Problems
A - Reproduce the passage of the blog entry starting at "I saw a future" and ending at "40 more years.", word for word.
B - Decide whether each statement agrees with the blog entry, answering yes or no and quoting the words of the entry that settle it: (i) The great-grandparents in the novel had lived together for 60 years. (ii) The writer related to the grandma in the novel. (iii) The bible study on Esther used a workbook and DVD series by Beth Moore.

Selected extract
I saw a future version of myself in the novel I read this weekend too. The novel was called Love Mercy and it was about a teenage girl who ran away from a crazy love affair to the home of her estranged grandma. The girl was just looking for a place to go where her boyfriend couldn't find her, but the story centered on the love that developed between her and her grandma. I, of course, didn't related to the grandma in that story. Nope, I related to the great-grandparents. The great grandparents had lived together for 60 years and had been through endless tragedies, but weren't consumed with bitterness. Instead they provided a happy positive place for their families to come, to celebrate life's joys and to find comfort from life's sorrows. I would love to be that person in 40 more years.

I've been working my way through a bible study on Esther (using the workbook and DVD series by Beth Moore). She made a point in that study on that people can be grouped into 2 categories: those who believe they have a destiny in life and search for it, and those who don't. I think those who search for destiny are the ones that people write novels about. People like me, people that don't look for any greatness or defining moments in their lives, don't make very exciting main characters. But maybe we make good supporting characters...and that's all right with me.

Monday, May 31, 2010

A Memorial Day spent at home

Before I regale you with tidbits and snippits of my exhilarating Memorial Day, I want to take a moment to thank my readers who have served our country in the armed forces. I know the freedoms we enjoy came at a price and I'm grateful to you who were willing to put your lives on the line to defend the country I love.

Record excerpts
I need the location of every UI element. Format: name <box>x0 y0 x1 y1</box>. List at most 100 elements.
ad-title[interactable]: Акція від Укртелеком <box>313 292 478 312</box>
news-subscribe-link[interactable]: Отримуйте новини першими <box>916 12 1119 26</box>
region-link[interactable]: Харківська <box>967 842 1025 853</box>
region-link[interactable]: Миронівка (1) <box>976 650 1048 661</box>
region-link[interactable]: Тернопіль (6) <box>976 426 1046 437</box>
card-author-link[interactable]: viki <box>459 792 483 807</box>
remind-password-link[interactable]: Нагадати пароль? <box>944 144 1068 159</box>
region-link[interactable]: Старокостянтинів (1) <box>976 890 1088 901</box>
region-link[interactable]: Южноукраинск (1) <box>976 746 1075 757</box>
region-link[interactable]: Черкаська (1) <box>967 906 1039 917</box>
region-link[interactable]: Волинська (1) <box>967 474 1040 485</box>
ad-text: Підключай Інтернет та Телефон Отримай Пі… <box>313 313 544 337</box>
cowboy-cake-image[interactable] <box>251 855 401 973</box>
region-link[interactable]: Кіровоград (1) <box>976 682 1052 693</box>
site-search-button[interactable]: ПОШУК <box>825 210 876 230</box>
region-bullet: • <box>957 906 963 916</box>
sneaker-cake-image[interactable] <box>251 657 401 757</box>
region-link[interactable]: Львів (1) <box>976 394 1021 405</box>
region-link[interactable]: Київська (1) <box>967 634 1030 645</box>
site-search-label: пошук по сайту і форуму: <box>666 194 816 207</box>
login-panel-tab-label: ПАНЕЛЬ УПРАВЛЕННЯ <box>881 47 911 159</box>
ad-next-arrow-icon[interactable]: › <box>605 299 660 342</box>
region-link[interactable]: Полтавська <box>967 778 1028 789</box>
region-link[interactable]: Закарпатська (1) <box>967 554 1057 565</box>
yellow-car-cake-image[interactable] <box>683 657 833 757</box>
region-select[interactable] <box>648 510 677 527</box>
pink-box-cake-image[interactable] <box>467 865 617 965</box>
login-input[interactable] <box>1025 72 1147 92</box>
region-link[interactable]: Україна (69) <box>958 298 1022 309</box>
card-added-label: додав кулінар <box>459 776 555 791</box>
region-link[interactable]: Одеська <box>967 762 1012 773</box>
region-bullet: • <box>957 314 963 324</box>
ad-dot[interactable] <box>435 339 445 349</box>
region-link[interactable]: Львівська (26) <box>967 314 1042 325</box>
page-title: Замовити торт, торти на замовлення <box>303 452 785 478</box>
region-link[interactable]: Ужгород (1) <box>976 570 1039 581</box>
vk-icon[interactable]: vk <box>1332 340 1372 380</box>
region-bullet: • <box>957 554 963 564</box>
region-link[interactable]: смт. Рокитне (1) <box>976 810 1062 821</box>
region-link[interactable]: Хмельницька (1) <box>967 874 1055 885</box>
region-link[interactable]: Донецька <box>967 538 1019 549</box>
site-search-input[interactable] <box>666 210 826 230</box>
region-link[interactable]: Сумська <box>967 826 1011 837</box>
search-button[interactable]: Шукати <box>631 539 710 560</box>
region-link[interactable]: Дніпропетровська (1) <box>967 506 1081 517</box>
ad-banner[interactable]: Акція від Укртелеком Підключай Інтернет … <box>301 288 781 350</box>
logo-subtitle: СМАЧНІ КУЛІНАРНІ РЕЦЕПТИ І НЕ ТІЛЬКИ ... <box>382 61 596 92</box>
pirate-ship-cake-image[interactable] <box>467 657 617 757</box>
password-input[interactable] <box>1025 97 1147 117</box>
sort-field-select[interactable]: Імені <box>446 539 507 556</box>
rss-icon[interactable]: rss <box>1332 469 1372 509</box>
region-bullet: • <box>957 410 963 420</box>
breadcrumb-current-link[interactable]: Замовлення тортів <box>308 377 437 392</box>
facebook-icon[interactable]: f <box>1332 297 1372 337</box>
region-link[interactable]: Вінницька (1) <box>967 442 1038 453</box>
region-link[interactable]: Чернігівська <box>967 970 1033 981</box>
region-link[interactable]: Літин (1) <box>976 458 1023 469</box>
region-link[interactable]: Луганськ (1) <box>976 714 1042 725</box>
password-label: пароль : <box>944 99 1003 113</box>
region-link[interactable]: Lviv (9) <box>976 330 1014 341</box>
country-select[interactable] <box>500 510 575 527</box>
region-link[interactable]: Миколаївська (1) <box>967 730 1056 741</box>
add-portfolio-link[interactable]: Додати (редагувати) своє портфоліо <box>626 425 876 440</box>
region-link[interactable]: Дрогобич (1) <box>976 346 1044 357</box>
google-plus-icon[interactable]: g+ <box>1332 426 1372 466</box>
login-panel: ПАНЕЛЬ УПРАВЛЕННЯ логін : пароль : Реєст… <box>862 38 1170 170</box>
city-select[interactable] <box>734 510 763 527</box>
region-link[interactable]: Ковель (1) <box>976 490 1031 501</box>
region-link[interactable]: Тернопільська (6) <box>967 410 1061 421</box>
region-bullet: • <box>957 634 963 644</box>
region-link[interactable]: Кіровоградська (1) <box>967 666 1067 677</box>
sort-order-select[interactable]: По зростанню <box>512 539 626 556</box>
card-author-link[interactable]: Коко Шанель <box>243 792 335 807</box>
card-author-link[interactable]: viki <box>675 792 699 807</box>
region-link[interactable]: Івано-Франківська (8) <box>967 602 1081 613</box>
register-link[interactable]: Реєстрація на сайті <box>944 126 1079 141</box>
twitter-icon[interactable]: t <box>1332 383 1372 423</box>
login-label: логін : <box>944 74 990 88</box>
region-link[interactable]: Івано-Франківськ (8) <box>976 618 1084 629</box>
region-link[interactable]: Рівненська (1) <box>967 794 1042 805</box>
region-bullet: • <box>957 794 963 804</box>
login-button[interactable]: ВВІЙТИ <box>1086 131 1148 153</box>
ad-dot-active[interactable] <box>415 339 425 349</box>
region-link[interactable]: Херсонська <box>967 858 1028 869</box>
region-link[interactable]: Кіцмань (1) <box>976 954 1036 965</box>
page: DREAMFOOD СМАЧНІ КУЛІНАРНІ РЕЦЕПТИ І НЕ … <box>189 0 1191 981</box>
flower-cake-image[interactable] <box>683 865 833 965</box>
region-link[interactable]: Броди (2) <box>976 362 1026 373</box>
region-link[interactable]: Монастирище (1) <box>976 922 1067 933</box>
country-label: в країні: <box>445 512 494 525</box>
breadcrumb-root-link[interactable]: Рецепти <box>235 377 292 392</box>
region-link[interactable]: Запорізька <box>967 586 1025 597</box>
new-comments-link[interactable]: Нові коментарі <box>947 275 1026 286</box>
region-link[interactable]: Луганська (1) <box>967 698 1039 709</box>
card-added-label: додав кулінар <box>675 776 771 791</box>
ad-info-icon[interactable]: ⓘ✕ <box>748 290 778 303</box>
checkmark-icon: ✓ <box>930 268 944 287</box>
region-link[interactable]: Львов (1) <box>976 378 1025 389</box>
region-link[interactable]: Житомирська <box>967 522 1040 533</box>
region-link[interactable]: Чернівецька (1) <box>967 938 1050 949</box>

Answers to the exercise
A -
I saw a future version of myself in the novel I read this weekend too. The novel was called Love Mercy and it was about a teenage girl who ran away from a crazy love affair to the home of her estranged grandma. The girl was just looking for a place to go where her boyfriend couldn't find her, but the story centered on the love that developed between her and her grandma. I, of course, didn't related to the grandma in that story. Nope, I related to the great-grandparents. The great grandparents had lived together for 60 years and had been through endless tragedies, but weren't consumed with bitterness. Instead they provided a happy positive place for their families to come, to celebrate life's joys and to find comfort from life's sorrows. I would love to be that person in 40 more years.

B -
(i) Yes: "The great grandparents had lived together for 60 years"
(ii) No: "Nope, I related to the great-grandparents."
(iii) Yes: "using the workbook and DVD series by Beth Moore"